[Text for analysis Boundary: Start]

Monday, February 14, 2011

Georgia's Bass Record

By now you have probably heard that Georgia’s world record largemouth bass caught by George Perry in 1932 has been tied.  Yep, a fellow named Manabu Kurita caught a 22 pound 5 oz largemouth bass in Lake Biwa in Shinga Prefecture of Japan, never mind that largemouth are not native to Japan.  I think official claims are that the record is tied.  But in my opinion if the bass weight is .00001 ounces more than Mr. Perry’s, the record was beat.  It was bound to happen sooner or later but it was a good long ride for our state.  But not to worry, Georgia has another record bass.  One I believe is of even more important and one I believe is not marketed as it should be.

[Text for analysis Boundary: End]
[Data for analysis Boundary: Start]

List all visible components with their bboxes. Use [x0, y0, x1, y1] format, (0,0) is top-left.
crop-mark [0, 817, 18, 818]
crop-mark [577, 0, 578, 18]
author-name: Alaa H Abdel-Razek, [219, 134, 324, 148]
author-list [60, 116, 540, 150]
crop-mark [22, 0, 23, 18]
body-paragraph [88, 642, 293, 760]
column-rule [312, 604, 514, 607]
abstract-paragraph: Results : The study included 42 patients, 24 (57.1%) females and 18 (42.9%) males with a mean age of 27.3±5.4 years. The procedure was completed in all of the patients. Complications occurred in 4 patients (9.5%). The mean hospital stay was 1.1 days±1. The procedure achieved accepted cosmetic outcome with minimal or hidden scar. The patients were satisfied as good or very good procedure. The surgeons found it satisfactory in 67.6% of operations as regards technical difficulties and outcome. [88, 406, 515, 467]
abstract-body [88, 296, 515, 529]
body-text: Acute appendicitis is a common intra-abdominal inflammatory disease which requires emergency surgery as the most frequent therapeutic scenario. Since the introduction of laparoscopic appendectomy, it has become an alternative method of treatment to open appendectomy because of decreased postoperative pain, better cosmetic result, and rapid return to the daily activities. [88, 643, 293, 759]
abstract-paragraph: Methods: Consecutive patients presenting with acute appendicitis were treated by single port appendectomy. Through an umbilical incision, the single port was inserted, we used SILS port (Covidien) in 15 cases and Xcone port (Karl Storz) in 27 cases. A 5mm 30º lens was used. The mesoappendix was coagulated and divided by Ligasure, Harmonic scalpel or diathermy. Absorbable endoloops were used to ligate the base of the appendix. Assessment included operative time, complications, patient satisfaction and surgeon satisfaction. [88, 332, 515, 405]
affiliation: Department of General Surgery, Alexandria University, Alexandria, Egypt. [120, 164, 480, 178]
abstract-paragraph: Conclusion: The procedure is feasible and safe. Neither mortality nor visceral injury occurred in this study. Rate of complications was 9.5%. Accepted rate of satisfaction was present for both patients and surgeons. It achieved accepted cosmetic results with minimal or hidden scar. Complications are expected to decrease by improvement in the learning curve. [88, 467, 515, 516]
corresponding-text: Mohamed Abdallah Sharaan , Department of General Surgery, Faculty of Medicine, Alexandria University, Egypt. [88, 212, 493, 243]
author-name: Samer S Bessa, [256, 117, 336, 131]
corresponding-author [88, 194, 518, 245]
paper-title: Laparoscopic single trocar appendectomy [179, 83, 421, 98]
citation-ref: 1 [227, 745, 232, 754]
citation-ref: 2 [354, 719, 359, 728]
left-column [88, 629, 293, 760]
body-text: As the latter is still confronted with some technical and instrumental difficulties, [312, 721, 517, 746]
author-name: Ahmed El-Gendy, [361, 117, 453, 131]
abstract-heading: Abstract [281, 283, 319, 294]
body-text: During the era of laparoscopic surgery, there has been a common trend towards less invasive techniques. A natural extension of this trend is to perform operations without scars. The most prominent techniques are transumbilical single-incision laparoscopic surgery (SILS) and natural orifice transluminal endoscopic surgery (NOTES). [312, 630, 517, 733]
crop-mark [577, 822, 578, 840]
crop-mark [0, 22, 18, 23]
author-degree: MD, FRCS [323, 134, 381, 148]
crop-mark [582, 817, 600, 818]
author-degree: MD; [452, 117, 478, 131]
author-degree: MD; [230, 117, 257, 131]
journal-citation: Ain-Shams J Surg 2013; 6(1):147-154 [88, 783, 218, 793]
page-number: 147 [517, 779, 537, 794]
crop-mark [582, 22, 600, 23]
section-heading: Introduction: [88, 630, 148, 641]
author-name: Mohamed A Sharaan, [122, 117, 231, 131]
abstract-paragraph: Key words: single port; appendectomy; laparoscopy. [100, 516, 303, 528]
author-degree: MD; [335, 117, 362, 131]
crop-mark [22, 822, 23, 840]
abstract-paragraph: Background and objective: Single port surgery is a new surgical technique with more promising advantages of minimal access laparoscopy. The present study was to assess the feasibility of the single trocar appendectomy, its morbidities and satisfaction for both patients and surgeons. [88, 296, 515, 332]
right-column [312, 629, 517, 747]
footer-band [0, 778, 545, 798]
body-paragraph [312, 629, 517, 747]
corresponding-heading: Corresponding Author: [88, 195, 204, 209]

[Data for analysis Boundary: End]

Work task 1:
According to the bass record post, where did Manabu Kurita catch his 22 pound 5 oz largemouth bass?
Work task 2:
Rewrite the bass record post, everything from "Monday, February 14, 2011" down to "it should be.", putting "black bass" wherever "largemouth bass" stands.

Task solution 1:
In Lake Biwa in Shinga Prefecture of Japan.

Task solution 2:
Monday, February 14, 2011

Georgia's Bass Record

By now you have probably heard that Georgia’s world record black bass caught by George Perry in 1932 has been tied.  Yep, a fellow named Manabu Kurita caught a 22 pound 5 oz black bass in Lake Biwa in Shinga Prefecture of Japan, never mind that largemouth are not native to Japan.  I think official claims are that the record is tied.  But in my opinion if the bass weight is .00001 ounces more than Mr. Perry’s, the record was beat.  It was bound to happen sooner or later but it was a good long ride for our state.  But not to worry, Georgia has another record bass.  One I believe is of even more important and one I believe is not marketed as it should be.